-- begin Data --
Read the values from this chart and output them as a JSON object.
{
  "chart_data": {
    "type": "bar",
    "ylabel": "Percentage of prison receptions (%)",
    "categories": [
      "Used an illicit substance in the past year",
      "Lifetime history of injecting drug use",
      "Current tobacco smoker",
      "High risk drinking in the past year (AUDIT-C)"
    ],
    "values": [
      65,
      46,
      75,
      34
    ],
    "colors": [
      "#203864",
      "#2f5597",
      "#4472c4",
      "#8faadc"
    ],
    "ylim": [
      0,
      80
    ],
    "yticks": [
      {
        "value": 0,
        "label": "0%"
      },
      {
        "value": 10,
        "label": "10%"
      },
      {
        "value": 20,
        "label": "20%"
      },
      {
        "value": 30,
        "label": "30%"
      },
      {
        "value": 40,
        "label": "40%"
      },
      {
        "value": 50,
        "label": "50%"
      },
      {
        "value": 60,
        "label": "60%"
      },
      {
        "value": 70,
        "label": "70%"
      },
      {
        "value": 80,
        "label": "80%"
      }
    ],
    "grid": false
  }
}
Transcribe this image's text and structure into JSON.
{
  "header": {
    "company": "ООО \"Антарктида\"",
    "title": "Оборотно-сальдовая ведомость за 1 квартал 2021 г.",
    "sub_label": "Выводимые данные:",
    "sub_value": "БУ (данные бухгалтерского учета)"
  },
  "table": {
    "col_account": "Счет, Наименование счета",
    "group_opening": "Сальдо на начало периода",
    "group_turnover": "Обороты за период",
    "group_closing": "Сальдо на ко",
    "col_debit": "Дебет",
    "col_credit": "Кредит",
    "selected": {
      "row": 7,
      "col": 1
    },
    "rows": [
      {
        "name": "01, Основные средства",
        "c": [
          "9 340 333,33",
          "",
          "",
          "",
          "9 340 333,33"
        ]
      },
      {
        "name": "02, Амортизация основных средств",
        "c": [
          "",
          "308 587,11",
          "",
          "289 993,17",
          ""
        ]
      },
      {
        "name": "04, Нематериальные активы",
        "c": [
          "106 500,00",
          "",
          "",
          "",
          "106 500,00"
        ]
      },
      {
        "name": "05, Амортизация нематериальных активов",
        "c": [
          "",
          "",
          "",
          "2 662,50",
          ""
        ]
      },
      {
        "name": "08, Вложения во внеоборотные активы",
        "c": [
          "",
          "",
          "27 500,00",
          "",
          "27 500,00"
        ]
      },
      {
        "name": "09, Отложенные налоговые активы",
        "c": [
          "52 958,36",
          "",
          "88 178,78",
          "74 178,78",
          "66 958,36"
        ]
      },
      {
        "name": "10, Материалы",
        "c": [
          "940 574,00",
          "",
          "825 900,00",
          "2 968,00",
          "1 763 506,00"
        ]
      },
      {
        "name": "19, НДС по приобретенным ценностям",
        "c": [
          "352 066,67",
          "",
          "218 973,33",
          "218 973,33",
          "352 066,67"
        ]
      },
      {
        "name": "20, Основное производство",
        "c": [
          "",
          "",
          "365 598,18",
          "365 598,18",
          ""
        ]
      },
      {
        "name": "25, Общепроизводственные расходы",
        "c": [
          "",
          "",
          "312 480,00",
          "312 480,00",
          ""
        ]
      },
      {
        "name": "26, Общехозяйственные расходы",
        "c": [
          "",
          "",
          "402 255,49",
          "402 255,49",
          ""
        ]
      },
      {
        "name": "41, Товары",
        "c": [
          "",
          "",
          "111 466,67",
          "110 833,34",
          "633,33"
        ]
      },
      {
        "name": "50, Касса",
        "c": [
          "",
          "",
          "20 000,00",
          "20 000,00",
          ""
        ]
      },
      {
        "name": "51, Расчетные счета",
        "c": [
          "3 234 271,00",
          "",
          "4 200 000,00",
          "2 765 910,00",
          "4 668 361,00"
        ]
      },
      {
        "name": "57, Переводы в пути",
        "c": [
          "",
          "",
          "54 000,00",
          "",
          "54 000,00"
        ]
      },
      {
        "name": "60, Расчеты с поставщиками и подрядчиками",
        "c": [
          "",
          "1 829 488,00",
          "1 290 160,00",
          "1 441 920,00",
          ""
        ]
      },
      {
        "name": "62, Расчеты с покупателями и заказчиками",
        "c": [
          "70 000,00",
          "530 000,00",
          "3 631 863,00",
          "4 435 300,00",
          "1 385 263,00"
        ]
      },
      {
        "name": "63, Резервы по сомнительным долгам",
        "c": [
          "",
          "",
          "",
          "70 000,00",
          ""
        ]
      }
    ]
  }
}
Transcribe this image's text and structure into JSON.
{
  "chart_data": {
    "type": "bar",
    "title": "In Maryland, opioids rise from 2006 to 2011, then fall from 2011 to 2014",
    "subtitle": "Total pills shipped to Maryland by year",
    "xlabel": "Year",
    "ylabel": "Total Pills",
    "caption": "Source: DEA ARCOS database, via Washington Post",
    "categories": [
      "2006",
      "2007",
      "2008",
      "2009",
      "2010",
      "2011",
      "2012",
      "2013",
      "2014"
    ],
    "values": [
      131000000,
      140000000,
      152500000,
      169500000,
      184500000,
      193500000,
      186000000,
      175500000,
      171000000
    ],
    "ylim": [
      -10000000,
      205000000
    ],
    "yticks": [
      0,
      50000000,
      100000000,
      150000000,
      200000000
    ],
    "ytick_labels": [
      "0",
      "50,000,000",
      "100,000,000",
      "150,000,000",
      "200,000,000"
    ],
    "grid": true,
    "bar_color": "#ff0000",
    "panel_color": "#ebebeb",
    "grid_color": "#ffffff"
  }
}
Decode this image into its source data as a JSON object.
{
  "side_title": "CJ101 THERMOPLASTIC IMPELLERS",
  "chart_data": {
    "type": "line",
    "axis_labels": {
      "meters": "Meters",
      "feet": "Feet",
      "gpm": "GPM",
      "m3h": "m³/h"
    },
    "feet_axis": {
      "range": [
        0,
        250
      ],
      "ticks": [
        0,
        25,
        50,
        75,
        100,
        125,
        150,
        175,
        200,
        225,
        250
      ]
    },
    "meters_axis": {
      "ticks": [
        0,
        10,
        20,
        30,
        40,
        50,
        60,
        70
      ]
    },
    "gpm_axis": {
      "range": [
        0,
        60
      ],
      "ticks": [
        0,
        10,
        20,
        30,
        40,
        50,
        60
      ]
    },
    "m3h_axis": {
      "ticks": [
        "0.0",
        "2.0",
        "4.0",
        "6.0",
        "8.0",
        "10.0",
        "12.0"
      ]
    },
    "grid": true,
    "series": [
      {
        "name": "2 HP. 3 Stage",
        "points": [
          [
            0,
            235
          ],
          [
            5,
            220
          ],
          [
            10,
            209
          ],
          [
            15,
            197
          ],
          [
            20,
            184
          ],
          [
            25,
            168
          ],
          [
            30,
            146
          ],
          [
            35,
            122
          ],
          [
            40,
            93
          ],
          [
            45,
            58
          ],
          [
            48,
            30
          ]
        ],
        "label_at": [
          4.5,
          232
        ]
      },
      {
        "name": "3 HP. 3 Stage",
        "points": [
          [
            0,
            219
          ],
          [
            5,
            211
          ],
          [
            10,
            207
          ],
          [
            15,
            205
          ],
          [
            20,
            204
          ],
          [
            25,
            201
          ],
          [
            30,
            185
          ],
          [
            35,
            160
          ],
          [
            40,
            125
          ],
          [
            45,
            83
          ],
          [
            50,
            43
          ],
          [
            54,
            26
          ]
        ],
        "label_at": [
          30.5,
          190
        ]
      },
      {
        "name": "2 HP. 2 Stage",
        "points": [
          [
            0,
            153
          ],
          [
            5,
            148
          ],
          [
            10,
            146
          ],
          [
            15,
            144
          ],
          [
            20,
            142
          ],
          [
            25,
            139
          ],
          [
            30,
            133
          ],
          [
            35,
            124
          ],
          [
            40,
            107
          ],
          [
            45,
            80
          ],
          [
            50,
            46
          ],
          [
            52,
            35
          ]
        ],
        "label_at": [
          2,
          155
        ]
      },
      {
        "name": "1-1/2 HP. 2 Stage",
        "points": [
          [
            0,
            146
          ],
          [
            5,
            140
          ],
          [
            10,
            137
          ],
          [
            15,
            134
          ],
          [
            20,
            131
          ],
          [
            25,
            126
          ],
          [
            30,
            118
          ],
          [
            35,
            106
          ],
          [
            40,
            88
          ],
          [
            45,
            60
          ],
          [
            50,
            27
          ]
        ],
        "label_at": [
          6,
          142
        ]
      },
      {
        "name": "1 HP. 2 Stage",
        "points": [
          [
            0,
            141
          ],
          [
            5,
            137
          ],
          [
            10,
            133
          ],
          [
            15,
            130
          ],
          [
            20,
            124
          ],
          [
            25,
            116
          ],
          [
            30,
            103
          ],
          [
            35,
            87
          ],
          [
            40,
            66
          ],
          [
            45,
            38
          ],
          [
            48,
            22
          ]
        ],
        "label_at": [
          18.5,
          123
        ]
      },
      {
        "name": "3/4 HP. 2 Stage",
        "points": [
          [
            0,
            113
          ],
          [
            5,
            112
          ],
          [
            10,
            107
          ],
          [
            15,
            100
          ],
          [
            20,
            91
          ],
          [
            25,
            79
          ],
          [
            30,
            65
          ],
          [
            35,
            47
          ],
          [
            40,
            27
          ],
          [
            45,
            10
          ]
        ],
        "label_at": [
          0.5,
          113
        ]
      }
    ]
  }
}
-- end Data --
*What the task requires*
Provide the number of lines in the entries that include "счета", and no other text.

*Expected output*
2